━━━ MATERIAL PROVIDED
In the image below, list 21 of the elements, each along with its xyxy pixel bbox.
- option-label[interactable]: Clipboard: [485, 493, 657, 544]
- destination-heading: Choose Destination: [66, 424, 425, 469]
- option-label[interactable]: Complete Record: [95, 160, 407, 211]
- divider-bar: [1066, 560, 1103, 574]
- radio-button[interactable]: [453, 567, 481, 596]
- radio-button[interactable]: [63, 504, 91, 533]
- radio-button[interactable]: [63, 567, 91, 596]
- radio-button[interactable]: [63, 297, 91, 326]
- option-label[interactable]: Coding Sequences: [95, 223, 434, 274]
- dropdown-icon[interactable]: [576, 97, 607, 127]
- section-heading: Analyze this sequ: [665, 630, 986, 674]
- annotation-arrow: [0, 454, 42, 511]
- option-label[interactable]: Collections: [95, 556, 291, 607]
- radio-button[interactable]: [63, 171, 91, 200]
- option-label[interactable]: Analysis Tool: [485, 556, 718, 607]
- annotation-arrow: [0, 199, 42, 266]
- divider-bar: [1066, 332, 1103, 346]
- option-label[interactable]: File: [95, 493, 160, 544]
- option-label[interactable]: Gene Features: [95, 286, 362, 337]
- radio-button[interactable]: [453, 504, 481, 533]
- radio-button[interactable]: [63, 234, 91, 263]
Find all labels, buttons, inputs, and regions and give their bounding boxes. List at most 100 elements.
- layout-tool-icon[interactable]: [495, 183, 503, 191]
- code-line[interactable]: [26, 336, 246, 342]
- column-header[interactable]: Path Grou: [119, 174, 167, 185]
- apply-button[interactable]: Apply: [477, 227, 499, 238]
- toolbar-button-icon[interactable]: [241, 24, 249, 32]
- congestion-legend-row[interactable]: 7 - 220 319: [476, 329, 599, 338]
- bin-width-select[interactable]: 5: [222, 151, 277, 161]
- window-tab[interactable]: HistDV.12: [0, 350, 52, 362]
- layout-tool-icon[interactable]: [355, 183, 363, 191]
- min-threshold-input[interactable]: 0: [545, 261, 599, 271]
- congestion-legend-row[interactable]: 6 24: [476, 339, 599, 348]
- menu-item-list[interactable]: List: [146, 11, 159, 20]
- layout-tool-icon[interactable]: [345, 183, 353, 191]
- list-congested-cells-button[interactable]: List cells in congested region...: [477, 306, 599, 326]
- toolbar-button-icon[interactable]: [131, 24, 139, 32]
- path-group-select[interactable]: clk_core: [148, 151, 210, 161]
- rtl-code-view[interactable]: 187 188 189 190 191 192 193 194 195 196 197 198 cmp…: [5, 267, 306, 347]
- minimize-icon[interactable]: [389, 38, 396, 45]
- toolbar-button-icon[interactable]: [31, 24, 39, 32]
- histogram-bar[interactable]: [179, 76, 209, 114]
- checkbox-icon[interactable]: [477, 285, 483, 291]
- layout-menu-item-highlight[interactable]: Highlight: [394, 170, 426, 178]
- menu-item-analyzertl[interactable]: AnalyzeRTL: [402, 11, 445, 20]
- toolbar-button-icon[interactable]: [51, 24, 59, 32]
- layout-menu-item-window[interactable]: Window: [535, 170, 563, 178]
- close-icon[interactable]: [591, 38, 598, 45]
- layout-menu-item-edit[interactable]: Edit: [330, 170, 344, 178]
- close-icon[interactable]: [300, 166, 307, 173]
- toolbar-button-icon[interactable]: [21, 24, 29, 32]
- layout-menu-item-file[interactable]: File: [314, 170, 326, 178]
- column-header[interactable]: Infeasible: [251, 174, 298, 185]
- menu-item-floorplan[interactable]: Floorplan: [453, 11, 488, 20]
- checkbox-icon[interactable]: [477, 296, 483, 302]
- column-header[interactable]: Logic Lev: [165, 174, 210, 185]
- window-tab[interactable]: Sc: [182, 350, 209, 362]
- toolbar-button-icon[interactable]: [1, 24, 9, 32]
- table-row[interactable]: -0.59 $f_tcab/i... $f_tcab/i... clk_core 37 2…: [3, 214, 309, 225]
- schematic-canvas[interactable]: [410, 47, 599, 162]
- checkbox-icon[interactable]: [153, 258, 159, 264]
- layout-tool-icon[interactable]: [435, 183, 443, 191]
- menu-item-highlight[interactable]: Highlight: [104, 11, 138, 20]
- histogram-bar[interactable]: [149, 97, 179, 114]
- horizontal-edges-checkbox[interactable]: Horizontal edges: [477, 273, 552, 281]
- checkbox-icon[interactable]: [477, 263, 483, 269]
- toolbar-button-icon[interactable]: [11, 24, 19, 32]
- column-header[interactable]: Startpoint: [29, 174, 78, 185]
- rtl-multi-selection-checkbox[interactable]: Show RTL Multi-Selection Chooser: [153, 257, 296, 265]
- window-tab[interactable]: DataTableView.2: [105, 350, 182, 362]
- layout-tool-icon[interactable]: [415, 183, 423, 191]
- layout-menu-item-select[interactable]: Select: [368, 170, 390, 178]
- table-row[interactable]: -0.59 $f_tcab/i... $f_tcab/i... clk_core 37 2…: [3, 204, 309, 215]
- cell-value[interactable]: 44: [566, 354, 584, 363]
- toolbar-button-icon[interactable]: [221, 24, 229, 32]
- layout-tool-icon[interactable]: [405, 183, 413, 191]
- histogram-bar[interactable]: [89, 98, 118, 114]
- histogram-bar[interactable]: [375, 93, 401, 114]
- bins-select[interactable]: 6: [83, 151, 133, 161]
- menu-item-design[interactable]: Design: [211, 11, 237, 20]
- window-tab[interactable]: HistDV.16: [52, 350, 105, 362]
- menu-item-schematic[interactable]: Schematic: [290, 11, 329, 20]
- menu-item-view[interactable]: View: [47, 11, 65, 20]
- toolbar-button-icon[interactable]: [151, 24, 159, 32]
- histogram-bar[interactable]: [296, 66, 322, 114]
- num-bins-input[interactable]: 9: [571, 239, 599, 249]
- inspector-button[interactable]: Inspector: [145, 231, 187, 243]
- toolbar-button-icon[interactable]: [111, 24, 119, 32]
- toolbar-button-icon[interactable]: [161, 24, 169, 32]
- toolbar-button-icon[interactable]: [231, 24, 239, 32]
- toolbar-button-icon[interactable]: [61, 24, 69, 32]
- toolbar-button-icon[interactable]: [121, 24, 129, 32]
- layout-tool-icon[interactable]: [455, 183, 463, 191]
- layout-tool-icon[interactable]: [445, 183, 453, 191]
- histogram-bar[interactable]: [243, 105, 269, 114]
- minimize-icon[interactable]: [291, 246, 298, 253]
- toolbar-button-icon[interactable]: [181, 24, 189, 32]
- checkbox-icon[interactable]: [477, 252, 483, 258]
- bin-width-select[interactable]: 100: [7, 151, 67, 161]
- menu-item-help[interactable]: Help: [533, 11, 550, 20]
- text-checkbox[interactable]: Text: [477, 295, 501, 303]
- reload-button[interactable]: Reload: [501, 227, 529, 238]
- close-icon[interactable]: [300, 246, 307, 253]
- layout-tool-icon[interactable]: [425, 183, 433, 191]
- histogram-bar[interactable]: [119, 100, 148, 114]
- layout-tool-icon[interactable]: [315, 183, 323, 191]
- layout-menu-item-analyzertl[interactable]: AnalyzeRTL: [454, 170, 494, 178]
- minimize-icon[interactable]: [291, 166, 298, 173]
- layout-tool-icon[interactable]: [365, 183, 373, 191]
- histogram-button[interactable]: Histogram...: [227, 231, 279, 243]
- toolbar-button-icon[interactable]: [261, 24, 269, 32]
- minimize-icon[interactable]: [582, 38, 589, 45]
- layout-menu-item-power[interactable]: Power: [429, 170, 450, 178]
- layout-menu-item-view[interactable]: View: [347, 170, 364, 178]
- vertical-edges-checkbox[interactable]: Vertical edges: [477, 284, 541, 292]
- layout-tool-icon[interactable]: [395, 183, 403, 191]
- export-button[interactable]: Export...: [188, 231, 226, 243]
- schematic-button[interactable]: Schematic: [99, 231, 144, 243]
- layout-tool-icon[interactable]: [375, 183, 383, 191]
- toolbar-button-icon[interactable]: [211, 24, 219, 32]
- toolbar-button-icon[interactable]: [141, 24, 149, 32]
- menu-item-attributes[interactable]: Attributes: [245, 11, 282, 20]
━━━━━━
--- WORK INSTRUCTIONS ---
Every line of the material that holds "arrow" should be copied out as the answer.

--- RESULT ---
- annotation-arrow: [0, 454, 42, 511]
- annotation-arrow: [0, 199, 42, 266]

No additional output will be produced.